● Written task
Look through the listing for the word "name". Copy each line that has it.

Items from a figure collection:

□ □ □ □ □

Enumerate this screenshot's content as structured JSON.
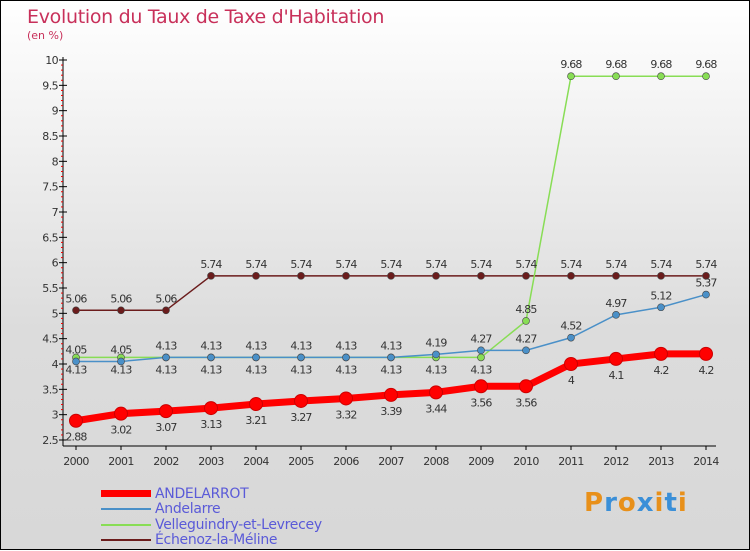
{
  "chart_data": {
    "type": "line",
    "title": "Evolution du Taux de Taxe d'Habitation",
    "subtitle": "(en %)",
    "xlabel": "",
    "ylabel": "",
    "x": [
      "2000",
      "2001",
      "2002",
      "2003",
      "2004",
      "2005",
      "2006",
      "2007",
      "2008",
      "2009",
      "2010",
      "2011",
      "2012",
      "2013",
      "2014"
    ],
    "ylim": [
      2.5,
      10
    ],
    "yticks": [
      "2.5",
      "3",
      "3.5",
      "4",
      "4.5",
      "5",
      "5.5",
      "6",
      "6.5",
      "7",
      "7.5",
      "8",
      "8.5",
      "9",
      "9.5",
      "10"
    ],
    "legend_position": "bottom-left",
    "series": [
      {
        "name": "ANDELARROT",
        "color": "#ff0000",
        "values": [
          2.88,
          3.02,
          3.07,
          3.13,
          3.21,
          3.27,
          3.32,
          3.39,
          3.44,
          3.56,
          3.56,
          4,
          4.1,
          4.2,
          4.2
        ],
        "labels": [
          "2.88",
          "3.02",
          "3.07",
          "3.13",
          "3.21",
          "3.27",
          "3.32",
          "3.39",
          "3.44",
          "3.56",
          "3.56",
          "4",
          "4.1",
          "4.2",
          "4.2"
        ]
      },
      {
        "name": "Andelarre",
        "color": "#4a90c8",
        "values": [
          4.05,
          4.05,
          4.13,
          4.13,
          4.13,
          4.13,
          4.13,
          4.13,
          4.19,
          4.27,
          4.27,
          4.52,
          4.97,
          5.12,
          5.37
        ],
        "labels": [
          "4.05",
          "4.05",
          "4.13",
          "4.13",
          "4.13",
          "4.13",
          "4.13",
          "4.13",
          "4.19",
          "4.27",
          "4.27",
          "4.52",
          "4.97",
          "5.12",
          "5.37"
        ]
      },
      {
        "name": "Velleguindry-et-Levrecey",
        "color": "#88dd55",
        "values": [
          4.13,
          4.13,
          4.13,
          4.13,
          4.13,
          4.13,
          4.13,
          4.13,
          4.13,
          4.13,
          4.85,
          9.68,
          9.68,
          9.68,
          9.68
        ],
        "labels": [
          "4.13",
          "4.13",
          "4.13",
          "4.13",
          "4.13",
          "4.13",
          "4.13",
          "4.13",
          "4.13",
          "4.13",
          "4.85",
          "9.68",
          "9.68",
          "9.68",
          "9.68"
        ]
      },
      {
        "name": "Échenoz-la-Méline",
        "color": "#6b1c1c",
        "values": [
          5.06,
          5.06,
          5.06,
          5.74,
          5.74,
          5.74,
          5.74,
          5.74,
          5.74,
          5.74,
          5.74,
          5.74,
          5.74,
          5.74,
          5.74
        ],
        "labels": [
          "5.06",
          "5.06",
          "5.06",
          "5.74",
          "5.74",
          "5.74",
          "5.74",
          "5.74",
          "5.74",
          "5.74",
          "5.74",
          "5.74",
          "5.74",
          "5.74",
          "5.74"
        ]
      }
    ]
  },
  "logo": {
    "text": "Proxiti",
    "colors": [
      "#e8901a",
      "#3a8fd8",
      "#e8901a",
      "#3a8fd8",
      "#e8901a",
      "#3a8fd8",
      "#e8901a"
    ]
  }
}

□ □ □ □ □

● Solution for this problem
        "name": "ANDELARROT",
        "name": "Andelarre",
        "name": "Velleguindry-et-Levrecey",
        "name": "Échenoz-la-Méline",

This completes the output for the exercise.